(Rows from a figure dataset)
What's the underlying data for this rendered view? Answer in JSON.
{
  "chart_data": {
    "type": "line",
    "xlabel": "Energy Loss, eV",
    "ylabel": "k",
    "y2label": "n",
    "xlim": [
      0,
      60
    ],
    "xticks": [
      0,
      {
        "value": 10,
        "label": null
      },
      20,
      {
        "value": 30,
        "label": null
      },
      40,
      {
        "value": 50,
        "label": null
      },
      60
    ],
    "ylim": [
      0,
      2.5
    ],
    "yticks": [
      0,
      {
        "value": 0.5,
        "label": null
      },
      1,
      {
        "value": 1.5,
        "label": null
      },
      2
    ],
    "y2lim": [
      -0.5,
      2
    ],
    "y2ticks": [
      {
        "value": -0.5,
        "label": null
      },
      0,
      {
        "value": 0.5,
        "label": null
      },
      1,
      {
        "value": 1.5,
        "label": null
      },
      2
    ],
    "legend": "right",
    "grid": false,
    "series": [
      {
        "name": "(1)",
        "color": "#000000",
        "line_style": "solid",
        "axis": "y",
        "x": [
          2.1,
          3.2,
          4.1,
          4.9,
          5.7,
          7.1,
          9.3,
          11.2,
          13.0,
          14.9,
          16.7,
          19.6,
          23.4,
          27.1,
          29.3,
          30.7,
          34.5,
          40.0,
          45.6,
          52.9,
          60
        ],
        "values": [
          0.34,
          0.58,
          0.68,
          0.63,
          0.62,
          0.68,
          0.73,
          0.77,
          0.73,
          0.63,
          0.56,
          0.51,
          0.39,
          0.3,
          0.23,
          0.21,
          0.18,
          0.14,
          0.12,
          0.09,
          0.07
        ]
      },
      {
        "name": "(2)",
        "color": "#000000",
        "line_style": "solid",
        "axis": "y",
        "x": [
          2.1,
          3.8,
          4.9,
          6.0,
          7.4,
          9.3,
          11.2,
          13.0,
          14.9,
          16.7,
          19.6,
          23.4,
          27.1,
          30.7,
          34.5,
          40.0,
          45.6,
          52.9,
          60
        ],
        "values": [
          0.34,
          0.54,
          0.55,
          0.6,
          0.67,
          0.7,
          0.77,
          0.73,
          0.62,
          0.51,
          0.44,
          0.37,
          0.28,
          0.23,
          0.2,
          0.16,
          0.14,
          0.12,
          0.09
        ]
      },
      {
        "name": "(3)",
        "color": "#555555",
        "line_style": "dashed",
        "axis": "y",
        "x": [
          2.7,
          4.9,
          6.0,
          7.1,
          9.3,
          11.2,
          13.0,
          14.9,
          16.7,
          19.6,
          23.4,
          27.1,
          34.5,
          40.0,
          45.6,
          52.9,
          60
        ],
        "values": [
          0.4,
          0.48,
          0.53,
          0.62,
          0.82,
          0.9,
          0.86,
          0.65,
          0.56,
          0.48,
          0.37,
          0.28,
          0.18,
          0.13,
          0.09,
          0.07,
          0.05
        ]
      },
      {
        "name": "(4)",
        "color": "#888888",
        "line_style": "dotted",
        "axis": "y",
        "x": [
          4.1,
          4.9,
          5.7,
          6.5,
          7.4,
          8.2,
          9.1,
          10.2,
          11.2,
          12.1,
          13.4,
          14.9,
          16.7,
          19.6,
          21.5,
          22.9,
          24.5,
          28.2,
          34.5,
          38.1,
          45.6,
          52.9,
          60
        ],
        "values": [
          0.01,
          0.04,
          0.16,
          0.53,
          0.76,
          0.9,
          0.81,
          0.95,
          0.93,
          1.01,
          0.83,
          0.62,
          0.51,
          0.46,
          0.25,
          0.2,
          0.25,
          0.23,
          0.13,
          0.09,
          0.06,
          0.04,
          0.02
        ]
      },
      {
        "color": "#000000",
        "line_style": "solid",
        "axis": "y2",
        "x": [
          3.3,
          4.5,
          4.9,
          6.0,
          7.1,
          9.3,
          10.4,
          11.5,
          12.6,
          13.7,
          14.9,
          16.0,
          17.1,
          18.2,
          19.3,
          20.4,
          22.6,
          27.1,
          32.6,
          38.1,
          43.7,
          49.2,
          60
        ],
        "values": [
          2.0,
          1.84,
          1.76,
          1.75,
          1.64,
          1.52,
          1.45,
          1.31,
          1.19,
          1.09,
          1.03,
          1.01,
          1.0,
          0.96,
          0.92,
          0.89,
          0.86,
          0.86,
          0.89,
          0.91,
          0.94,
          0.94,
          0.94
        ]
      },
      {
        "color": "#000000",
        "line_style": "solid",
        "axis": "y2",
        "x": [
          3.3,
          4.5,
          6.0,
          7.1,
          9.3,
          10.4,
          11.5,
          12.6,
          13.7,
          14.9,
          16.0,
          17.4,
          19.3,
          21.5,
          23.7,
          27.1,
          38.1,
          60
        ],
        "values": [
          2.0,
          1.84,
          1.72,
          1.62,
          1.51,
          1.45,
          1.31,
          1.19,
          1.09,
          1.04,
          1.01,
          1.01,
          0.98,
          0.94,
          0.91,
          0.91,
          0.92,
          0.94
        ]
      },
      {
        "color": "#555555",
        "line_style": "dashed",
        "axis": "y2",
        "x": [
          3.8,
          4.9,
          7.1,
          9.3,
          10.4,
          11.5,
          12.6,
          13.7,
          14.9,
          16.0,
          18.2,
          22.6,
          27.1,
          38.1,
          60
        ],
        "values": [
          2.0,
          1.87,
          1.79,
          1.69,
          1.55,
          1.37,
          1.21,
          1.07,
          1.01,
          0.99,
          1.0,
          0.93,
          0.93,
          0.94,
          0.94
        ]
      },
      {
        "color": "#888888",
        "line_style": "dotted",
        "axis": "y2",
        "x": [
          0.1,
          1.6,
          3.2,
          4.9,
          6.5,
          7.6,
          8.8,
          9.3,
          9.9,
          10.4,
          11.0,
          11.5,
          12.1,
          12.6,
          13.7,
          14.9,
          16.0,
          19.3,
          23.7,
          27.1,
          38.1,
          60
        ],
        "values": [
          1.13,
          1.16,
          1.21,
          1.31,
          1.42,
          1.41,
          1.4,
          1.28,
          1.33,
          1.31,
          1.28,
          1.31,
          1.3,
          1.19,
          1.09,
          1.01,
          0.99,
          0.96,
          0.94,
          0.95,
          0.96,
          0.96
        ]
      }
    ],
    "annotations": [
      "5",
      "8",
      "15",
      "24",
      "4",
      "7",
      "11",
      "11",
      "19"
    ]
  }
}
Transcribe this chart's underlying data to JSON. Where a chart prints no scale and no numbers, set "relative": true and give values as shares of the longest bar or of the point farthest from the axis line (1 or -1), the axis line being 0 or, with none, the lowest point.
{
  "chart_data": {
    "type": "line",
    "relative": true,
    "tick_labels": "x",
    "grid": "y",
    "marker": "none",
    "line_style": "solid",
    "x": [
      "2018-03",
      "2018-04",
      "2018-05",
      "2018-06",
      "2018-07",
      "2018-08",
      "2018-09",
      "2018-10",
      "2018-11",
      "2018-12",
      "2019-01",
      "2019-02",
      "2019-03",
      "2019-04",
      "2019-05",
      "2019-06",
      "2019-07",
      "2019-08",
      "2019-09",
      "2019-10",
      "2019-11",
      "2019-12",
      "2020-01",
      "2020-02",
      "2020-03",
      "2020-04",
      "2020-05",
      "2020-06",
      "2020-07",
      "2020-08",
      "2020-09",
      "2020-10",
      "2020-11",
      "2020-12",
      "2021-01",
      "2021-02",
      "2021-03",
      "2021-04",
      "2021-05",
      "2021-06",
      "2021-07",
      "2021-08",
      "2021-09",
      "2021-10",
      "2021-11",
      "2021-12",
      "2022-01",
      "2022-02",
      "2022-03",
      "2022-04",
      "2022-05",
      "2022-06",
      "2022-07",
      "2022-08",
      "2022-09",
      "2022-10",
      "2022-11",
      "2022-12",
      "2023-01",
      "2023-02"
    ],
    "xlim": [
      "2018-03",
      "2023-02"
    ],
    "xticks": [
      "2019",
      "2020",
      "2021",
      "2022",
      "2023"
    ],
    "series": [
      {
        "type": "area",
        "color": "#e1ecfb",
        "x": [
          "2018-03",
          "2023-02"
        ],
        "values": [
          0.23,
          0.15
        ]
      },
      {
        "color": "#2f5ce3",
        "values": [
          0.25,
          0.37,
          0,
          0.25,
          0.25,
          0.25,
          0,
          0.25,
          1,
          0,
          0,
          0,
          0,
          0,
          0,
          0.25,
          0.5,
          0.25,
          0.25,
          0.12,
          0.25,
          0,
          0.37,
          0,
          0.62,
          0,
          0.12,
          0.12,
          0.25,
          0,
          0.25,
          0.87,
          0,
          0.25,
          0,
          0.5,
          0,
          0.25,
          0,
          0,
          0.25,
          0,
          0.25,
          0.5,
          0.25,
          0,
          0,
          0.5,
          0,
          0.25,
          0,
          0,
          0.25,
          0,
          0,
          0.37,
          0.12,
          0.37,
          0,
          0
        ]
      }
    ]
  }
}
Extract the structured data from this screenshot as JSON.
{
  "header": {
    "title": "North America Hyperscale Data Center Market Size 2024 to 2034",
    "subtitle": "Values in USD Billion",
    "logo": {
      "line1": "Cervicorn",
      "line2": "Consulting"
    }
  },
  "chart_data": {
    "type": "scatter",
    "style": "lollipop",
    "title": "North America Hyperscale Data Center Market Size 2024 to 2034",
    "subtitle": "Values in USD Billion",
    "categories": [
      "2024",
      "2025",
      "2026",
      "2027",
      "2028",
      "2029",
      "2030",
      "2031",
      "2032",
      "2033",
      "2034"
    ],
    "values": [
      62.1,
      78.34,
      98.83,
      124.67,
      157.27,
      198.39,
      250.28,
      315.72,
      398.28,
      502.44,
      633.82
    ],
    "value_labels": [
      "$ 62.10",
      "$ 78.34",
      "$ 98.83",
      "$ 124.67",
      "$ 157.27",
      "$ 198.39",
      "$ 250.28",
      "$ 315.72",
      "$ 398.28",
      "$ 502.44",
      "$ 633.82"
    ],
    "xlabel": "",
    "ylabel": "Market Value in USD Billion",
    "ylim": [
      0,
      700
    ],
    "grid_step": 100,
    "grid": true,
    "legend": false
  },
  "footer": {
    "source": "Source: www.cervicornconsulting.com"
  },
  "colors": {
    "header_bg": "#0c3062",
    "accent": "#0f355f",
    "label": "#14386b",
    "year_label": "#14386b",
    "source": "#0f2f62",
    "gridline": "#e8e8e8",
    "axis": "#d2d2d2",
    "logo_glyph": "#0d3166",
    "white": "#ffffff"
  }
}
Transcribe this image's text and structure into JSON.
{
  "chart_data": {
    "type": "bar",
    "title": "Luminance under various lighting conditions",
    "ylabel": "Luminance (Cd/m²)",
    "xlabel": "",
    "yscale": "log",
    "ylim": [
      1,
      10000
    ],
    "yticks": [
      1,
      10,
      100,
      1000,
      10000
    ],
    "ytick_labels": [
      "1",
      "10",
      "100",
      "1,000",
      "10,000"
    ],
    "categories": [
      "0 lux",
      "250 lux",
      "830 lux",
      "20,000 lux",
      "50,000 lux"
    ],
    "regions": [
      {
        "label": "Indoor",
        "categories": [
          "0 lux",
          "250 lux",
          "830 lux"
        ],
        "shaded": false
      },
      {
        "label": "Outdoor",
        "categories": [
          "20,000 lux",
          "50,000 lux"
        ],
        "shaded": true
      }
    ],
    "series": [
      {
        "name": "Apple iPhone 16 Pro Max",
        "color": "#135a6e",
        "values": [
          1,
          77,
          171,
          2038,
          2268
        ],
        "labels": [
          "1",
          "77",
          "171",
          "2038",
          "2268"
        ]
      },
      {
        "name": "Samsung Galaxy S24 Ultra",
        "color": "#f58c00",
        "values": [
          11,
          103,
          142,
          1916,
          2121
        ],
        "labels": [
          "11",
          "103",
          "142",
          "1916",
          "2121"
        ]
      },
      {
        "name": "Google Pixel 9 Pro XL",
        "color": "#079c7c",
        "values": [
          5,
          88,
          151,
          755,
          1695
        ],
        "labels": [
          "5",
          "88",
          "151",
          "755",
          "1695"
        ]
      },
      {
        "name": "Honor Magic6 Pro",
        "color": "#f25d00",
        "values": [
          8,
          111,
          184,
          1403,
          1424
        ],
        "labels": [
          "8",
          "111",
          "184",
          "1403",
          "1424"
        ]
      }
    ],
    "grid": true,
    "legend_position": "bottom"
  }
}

» WHAT TO WORK ON: Find each line holding the string "relative" and copy it out.

» RESULT:
Transcribe this chart's underlying data to JSON. Where a chart prints no scale and no numbers, set "relative": true and give values as shares of the longest bar or of the point farthest from the axis line (1 or -1), the axis line being 0 or, with none, the lowest point.
    "relative": true,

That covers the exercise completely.